_What is required_. Please print all of the material below, word for word.

_Stored records_.
**********

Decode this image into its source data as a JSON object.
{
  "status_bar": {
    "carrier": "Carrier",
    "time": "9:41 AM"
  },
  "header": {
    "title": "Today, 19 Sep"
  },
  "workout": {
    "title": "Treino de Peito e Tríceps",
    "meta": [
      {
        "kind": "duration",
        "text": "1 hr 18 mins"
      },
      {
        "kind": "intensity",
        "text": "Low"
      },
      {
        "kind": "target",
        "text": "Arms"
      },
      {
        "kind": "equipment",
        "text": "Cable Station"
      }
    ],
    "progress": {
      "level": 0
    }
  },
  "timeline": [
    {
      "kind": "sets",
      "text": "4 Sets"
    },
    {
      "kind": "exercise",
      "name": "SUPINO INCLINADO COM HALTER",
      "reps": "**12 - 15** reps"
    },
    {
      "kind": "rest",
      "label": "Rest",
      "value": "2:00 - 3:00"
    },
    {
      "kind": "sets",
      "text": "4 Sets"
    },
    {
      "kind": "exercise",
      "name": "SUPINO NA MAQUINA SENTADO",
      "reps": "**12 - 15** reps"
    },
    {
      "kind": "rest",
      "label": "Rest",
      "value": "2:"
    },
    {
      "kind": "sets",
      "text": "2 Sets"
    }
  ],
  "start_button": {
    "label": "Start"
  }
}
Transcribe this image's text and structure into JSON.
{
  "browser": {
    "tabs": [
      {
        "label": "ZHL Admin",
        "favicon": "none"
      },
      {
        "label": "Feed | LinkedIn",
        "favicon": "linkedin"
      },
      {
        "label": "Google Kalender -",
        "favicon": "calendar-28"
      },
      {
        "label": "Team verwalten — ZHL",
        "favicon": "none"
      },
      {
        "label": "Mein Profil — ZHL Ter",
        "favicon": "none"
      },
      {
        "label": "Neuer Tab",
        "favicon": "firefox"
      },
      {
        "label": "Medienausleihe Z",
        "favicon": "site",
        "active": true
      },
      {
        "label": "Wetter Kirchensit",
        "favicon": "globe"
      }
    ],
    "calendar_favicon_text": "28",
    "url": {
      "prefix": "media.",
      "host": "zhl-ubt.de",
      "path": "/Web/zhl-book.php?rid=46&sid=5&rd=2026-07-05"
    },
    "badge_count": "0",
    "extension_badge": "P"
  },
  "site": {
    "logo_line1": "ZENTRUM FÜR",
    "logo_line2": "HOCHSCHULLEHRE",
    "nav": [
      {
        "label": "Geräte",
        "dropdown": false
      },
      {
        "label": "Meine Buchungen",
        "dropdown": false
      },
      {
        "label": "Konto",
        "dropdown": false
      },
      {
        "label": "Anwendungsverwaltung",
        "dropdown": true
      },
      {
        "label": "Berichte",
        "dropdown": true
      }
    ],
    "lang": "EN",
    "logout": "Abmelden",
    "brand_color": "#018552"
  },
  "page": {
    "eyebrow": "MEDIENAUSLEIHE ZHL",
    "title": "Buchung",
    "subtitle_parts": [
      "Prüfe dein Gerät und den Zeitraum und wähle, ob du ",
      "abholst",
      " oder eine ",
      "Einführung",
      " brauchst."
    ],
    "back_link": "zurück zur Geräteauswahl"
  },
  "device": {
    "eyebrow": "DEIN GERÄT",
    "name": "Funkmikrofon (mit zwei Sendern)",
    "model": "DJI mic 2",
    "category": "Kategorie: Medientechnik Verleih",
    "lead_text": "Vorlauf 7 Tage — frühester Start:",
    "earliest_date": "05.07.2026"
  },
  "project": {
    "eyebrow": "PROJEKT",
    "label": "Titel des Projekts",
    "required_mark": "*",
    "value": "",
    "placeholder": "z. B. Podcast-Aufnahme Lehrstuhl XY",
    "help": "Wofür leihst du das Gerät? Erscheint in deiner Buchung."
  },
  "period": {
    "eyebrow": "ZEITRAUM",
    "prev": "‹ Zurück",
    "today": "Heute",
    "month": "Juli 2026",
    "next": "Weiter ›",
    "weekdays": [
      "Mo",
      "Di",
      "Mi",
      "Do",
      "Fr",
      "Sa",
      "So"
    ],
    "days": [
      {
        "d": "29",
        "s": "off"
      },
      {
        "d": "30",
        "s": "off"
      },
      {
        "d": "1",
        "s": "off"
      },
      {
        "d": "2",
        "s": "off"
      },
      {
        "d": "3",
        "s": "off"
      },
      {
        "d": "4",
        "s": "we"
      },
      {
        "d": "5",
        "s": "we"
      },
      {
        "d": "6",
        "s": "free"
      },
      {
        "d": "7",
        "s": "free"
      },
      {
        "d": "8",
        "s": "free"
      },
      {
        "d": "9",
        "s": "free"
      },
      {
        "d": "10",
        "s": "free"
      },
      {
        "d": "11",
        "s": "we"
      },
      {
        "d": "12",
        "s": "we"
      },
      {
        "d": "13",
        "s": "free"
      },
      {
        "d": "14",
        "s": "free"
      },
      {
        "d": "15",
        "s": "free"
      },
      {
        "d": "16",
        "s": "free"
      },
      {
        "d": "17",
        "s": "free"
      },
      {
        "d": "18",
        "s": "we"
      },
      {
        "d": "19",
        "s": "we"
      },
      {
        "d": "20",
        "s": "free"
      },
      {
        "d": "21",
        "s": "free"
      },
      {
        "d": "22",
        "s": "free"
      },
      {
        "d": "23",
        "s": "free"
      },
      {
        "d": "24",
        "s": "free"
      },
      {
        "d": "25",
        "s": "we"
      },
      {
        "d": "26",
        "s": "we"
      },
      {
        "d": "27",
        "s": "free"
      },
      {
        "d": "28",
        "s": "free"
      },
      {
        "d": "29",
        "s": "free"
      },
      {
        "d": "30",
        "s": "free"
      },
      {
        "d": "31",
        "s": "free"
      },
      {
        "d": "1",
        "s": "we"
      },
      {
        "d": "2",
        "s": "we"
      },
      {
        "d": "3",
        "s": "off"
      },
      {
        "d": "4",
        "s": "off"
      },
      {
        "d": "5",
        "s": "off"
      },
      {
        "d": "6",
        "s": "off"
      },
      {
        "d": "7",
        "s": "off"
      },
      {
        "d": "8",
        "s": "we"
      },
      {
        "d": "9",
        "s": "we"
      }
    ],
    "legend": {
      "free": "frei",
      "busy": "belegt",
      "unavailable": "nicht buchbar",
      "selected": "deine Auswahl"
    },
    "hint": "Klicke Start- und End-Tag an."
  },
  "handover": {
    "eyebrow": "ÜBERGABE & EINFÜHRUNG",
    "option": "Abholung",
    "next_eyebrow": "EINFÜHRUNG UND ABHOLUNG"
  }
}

**********

_Full answer_.
Decode this image into its source data as a JSON object.
{
  "status_bar": {
    "carrier": "Carrier",
    "time": "9:41 AM"
  },
  "header": {
    "title": "Today, 19 Sep"
  },
  "workout": {
    "title": "Treino de Peito e Tríceps",
    "meta": [
      {
        "kind": "duration",
        "text": "1 hr 18 mins"
      },
      {
        "kind": "intensity",
        "text": "Low"
      },
      {
        "kind": "target",
        "text": "Arms"
      },
      {
        "kind": "equipment",
        "text": "Cable Station"
      }
    ],
    "progress": {
      "level": 0
    }
  },
  "timeline": [
    {
      "kind": "sets",
      "text": "4 Sets"
    },
    {
      "kind": "exercise",
      "name": "SUPINO INCLINADO COM HALTER",
      "reps": "**12 - 15** reps"
    },
    {
      "kind": "rest",
      "label": "Rest",
      "value": "2:00 - 3:00"
    },
    {
      "kind": "sets",
      "text": "4 Sets"
    },
    {
      "kind": "exercise",
      "name": "SUPINO NA MAQUINA SENTADO",
      "reps": "**12 - 15** reps"
    },
    {
      "kind": "rest",
      "label": "Rest",
      "value": "2:"
    },
    {
      "kind": "sets",
      "text": "2 Sets"
    }
  ],
  "start_button": {
    "label": "Start"
  }
}
Transcribe this image's text and structure into JSON.
{
  "browser": {
    "tabs": [
      {
        "label": "ZHL Admin",
        "favicon": "none"
      },
      {
        "label": "Feed | LinkedIn",
        "favicon": "linkedin"
      },
      {
        "label": "Google Kalender -",
        "favicon": "calendar-28"
      },
      {
        "label": "Team verwalten — ZHL",
        "favicon": "none"
      },
      {
        "label": "Mein Profil — ZHL Ter",
        "favicon": "none"
      },
      {
        "label": "Neuer Tab",
        "favicon": "firefox"
      },
      {
        "label": "Medienausleihe Z",
        "favicon": "site",
        "active": true
      },
      {
        "label": "Wetter Kirchensit",
        "favicon": "globe"
      }
    ],
    "calendar_favicon_text": "28",
    "url": {
      "prefix": "media.",
      "host": "zhl-ubt.de",
      "path": "/Web/zhl-book.php?rid=46&sid=5&rd=2026-07-05"
    },
    "badge_count": "0",
    "extension_badge": "P"
  },
  "site": {
    "logo_line1": "ZENTRUM FÜR",
    "logo_line2": "HOCHSCHULLEHRE",
    "nav": [
      {
        "label": "Geräte",
        "dropdown": false
      },
      {
        "label": "Meine Buchungen",
        "dropdown": false
      },
      {
        "label": "Konto",
        "dropdown": false
      },
      {
        "label": "Anwendungsverwaltung",
        "dropdown": true
      },
      {
        "label": "Berichte",
        "dropdown": true
      }
    ],
    "lang": "EN",
    "logout": "Abmelden",
    "brand_color": "#018552"
  },
  "page": {
    "eyebrow": "MEDIENAUSLEIHE ZHL",
    "title": "Buchung",
    "subtitle_parts": [
      "Prüfe dein Gerät und den Zeitraum und wähle, ob du ",
      "abholst",
      " oder eine ",
      "Einführung",
      " brauchst."
    ],
    "back_link": "zurück zur Geräteauswahl"
  },
  "device": {
    "eyebrow": "DEIN GERÄT",
    "name": "Funkmikrofon (mit zwei Sendern)",
    "model": "DJI mic 2",
    "category": "Kategorie: Medientechnik Verleih",
    "lead_text": "Vorlauf 7 Tage — frühester Start:",
    "earliest_date": "05.07.2026"
  },
  "project": {
    "eyebrow": "PROJEKT",
    "label": "Titel des Projekts",
    "required_mark": "*",
    "value": "",
    "placeholder": "z. B. Podcast-Aufnahme Lehrstuhl XY",
    "help": "Wofür leihst du das Gerät? Erscheint in deiner Buchung."
  },
  "period": {
    "eyebrow": "ZEITRAUM",
    "prev": "‹ Zurück",
    "today": "Heute",
    "month": "Juli 2026",
    "next": "Weiter ›",
    "weekdays": [
      "Mo",
      "Di",
      "Mi",
      "Do",
      "Fr",
      "Sa",
      "So"
    ],
    "days": [
      {
        "d": "29",
        "s": "off"
      },
      {
        "d": "30",
        "s": "off"
      },
      {
        "d": "1",
        "s": "off"
      },
      {
        "d": "2",
        "s": "off"
      },
      {
        "d": "3",
        "s": "off"
      },
      {
        "d": "4",
        "s": "we"
      },
      {
        "d": "5",
        "s": "we"
      },
      {
        "d": "6",
        "s": "free"
      },
      {
        "d": "7",
        "s": "free"
      },
      {
        "d": "8",
        "s": "free"
      },
      {
        "d": "9",
        "s": "free"
      },
      {
        "d": "10",
        "s": "free"
      },
      {
        "d": "11",
        "s": "we"
      },
      {
        "d": "12",
        "s": "we"
      },
      {
        "d": "13",
        "s": "free"
      },
      {
        "d": "14",
        "s": "free"
      },
      {
        "d": "15",
        "s": "free"
      },
      {
        "d": "16",
        "s": "free"
      },
      {
        "d": "17",
        "s": "free"
      },
      {
        "d": "18",
        "s": "we"
      },
      {
        "d": "19",
        "s": "we"
      },
      {
        "d": "20",
        "s": "free"
      },
      {
        "d": "21",
        "s": "free"
      },
      {
        "d": "22",
        "s": "free"
      },
      {
        "d": "23",
        "s": "free"
      },
      {
        "d": "24",
        "s": "free"
      },
      {
        "d": "25",
        "s": "we"
      },
      {
        "d": "26",
        "s": "we"
      },
      {
        "d": "27",
        "s": "free"
      },
      {
        "d": "28",
        "s": "free"
      },
      {
        "d": "29",
        "s": "free"
      },
      {
        "d": "30",
        "s": "free"
      },
      {
        "d": "31",
        "s": "free"
      },
      {
        "d": "1",
        "s": "we"
      },
      {
        "d": "2",
        "s": "we"
      },
      {
        "d": "3",
        "s": "off"
      },
      {
        "d": "4",
        "s": "off"
      },
      {
        "d": "5",
        "s": "off"
      },
      {
        "d": "6",
        "s": "off"
      },
      {
        "d": "7",
        "s": "off"
      },
      {
        "d": "8",
        "s": "we"
      },
      {
        "d": "9",
        "s": "we"
      }
    ],
    "legend": {
      "free": "frei",
      "busy": "belegt",
      "unavailable": "nicht buchbar",
      "selected": "deine Auswahl"
    },
    "hint": "Klicke Start- und End-Tag an."
  },
  "handover": {
    "eyebrow": "ÜBERGABE & EINFÜHRUNG",
    "option": "Abholung",
    "next_eyebrow": "EINFÜHRUNG UND ABHOLUNG"
  }
}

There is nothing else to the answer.